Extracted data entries
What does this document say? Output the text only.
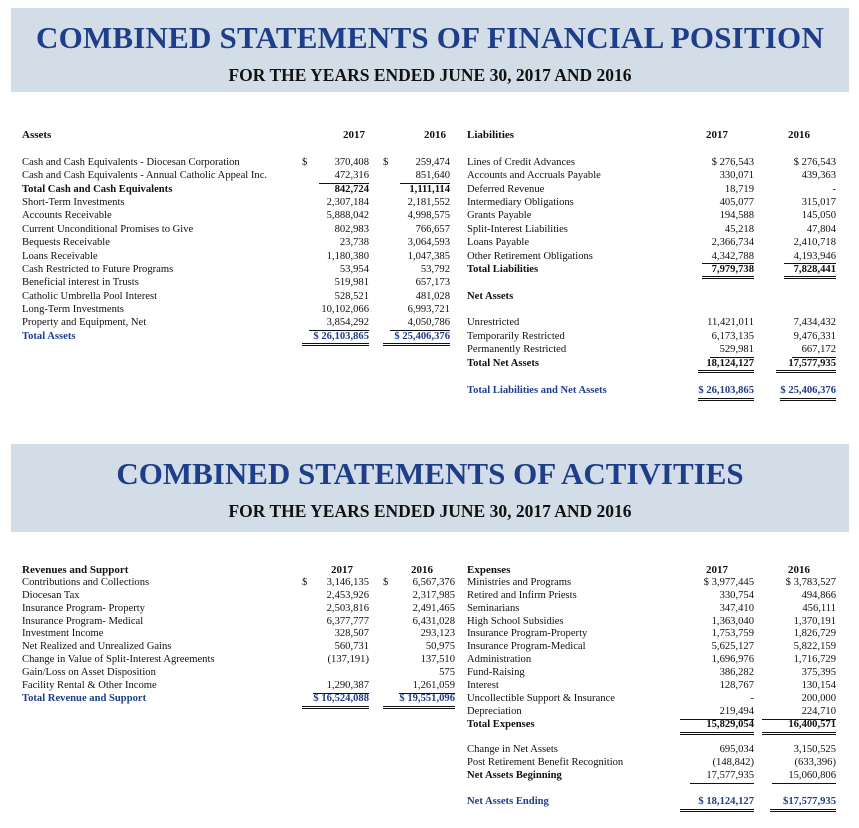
COMBINED STATEMENTS OF FINANCIAL POSITION
FOR THE YEARS ENDED JUNE 30, 2017 AND 2016
Assets
Cash and Cash Equivalents - Diocesan Corporation
Cash and Cash Equivalents - Annual Catholic Appeal Inc.
Total Cash and Cash Equivalents
Short-Term Investments
Accounts Receivable
Current Unconditional Promises to Give
Bequests Receivable
Loans Receivable
Cash Restricted to Future Programs
Beneficial interest in Trusts
Catholic Umbrella Pool Interest
Long-Term Investments
Property and Equipment, Net
Total Assets
2017
$	370,408
472,316
842,724
2,307,184
5,888,042
802,983
23,738
1,180,380
53,954
519,981
528,521
10,102,066
3,854,292
$ 26,103,865
2016
$	259,474
851,640
1,111,114
2,181,552
4,998,575
766,657
3,064,593
1,047,385
53,792
657,173
481,028
6,993,721
4,050,786
$ 25,406,376
Liabilities
Lines of Credit Advances
Accounts and Accruals Payable
Deferred Revenue
Intermediary Obligations
Grants Payable
Split-Interest Liabilities
Loans Payable
Other Retirement Obligations
Total Liabilities
Net Assets
Unrestricted
Temporarily Restricted
Permanently Restricted
Total Net Assets
Total Liabilities and Net Assets
2017
$ 276,543
330,071
18,719
405,077
194,588
45,218
2,366,734
4,342,788
7,979,738
11,421,011
6,173,135
529,981
18,124,127
$ 26,103,865
2016
$ 276,543
439,363
-
315,017
145,050
47,804
2,410,718
4,193,946
7,828,441
7,434,432
9,476,331
667,172
17,577,935
$ 25,406,376
COMBINED STATEMENTS OF ACTIVITIES
FOR THE YEARS ENDED JUNE 30, 2017 AND 2016
Revenues and Support
Contributions and Collections
Diocesan Tax
Insurance Program- Property
Insurance Program- Medical
Investment Income
Net Realized and Unrealized Gains
Change in Value of Split-Interest Agreements
Gain/Loss on Asset Disposition
Facility Rental & Other Income
Total Revenue and Support
2017
$ 3,146,135
2,453,926
2,503,816
6,377,777
328,507
560,731
(137,191)
1,290,387
$ 16,524,088
2016
$ 6,567,376
2,317,985
2,491,465
6,431,028
293,123
50,975
137,510
575
1,261,059
$ 19,551,096
Expenses
Ministries and Programs
Retired and Infirm Priests
Seminarians
High School Subsidies
Insurance Program-Property
Insurance Program-Medical
Administration
Fund-Raising
Interest
Uncollectible Support & Insurance
Depreciation
Total Expenses
Change in Net Assets
Post Retirement Benefit Recognition
Net Assets Beginning
Net Assets Ending
2017
$ 3,977,445
330,754
347,410
1,363,040
1,753,759
5,625,127
1,696,976
386,282
128,767
-
219,494
15,829,054
695,034
(148,842)
17,577,935
$ 18,124,127
2016
$ 3,783,527
494,866
456,111
1,370,191
1,826,729
5,822,159
1,716,729
375,395
130,154
200,000
224,710
16,400,571
3,150,525
(633,396)
15,060,806
$17,577,935
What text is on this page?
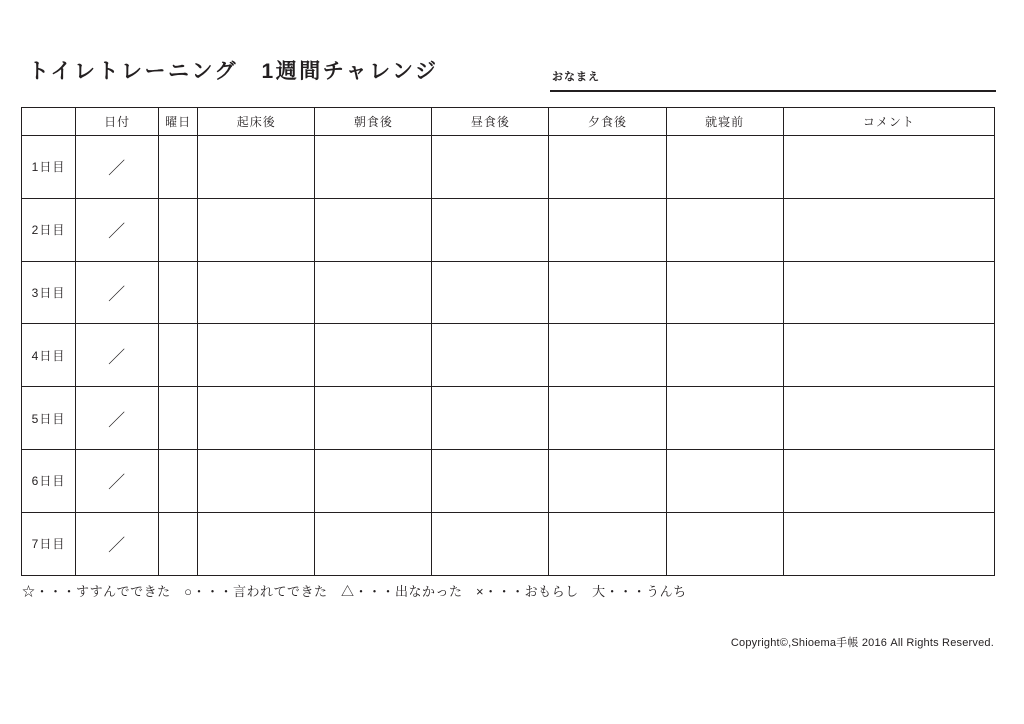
トイレトレーニング　1週間チャレンジ	おなまえ
	日付	曜日	起床後	朝食後	昼食後	夕食後	就寝前	コメント
1日目	／							
2日目	／							
3日目	／							
4日目	／							
5日目	／							
6日目	／							
7日目	／							
☆・・・すすんでできた　○・・・言われてできた　△・・・出なかった　×・・・おもらし　大・・・うんち
Copyright©,Shioema手帳 2016 All Rights Reserved.
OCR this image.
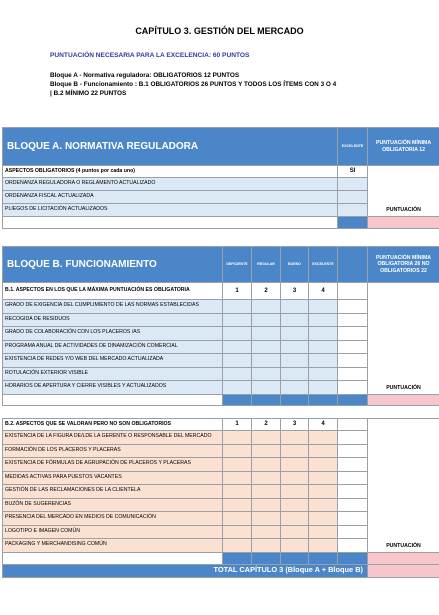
CAPÍTULO 3. GESTIÓN DEL MERCADO
PUNTUACIÓN NECESARIA PARA LA EXCELENCIA: 60 PUNTOS
Bloque A - Normativa reguladora: OBLIGATORIOS 12 PUNTOS
Bloque B - Funcionamiento : B.1 OBLIGATORIOS 26 PUNTOS Y TODOS LOS ÍTEMS CON 3 O 4
| B.2 MÍNIMO 22 PUNTOS
BLOQUE A. NORMATIVA REGULADORA	EXCELENTE	PUNTUACIÓN MÍNIMA OBLIGATORIA 12
ASPECTOS OBLIGATORIOS (4 puntos por cada uno)	SI	PUNTUACIÓN
ORDENANZA REGULADORA O REGLAMENTO ACTUALIZADO		
ORDENANZA FISCAL ACTUALIZADA		
PLIEGOS DE LICITACIÓN ACTUALIZADOS		

BLOQUE B. FUNCIONAMIENTO	DEFICIENTE	REGULAR	BUENO	EXCELENTE		PUNTUACIÓN MÍNIMA OBLIGATORIA 26 NO OBLIGATORIOS 22
B.1. ASPECTOS EN LOS QUE LA MÁXIMA PUNTUACIÓN ES OBLIGATORIA	1	2	3	4		PUNTUACIÓN
GRADO DE EXIGENCIA DEL CUMPLIMIENTO DE LAS NORMAS ESTABLECIDAS						
RECOGIDA DE RESIDUOS						
GRADO DE COLABORACIÓN CON LOS PLACEROS /AS						
PROGRAMA ANUAL DE ACTIVIDADES DE DINAMIZACIÓN COMERCIAL						
EXISTENCIA DE REDES Y/O WEB DEL MERCADO ACTUALIZADA						
ROTULACIÓN EXTERIOR VISIBLE						
HORARIOS DE APERTURA Y CIERRE VISIBLES Y ACTUALIZADOS						

B.2. ASPECTOS QUE SE VALORAN PERO NO SON OBLIGATORIOS	1	2	3	4		PUNTUACIÓN
EXISTENCIA DE LA FIGURA DE/LDE LA GERENTE O RESPONSABLE DEL MERCADO						
FORMACIÓN DE LOS PLACEROS Y PLACERAS						
EXISTENCIA DE FÓRMULAS DE AGRUPACIÓN DE PLACEROS Y PLACERAS						
MEDIDAS ACTIVAS PARA PUESTOS VACANTES						
GESTIÓN DE LAS RECLAMACIONES DE LA CLIENTELA						
BUZÓN DE SUGERENCIAS						
PRESENCIA DEL MERCADO EN MEDIOS DE COMUNICACIÓN						
LOGOTIPO E IMAGEN COMÚN						
PACKAGING Y MERCHANDISING COMÚN						

TOTAL CAPÍTULO 3 (Bloque A + Bloque B)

Exercise description:
Take every line containing the word "Receivable" and copy it.

Exercise answer:
Accounts Receivable
Bequests Receivable
Loans Receivable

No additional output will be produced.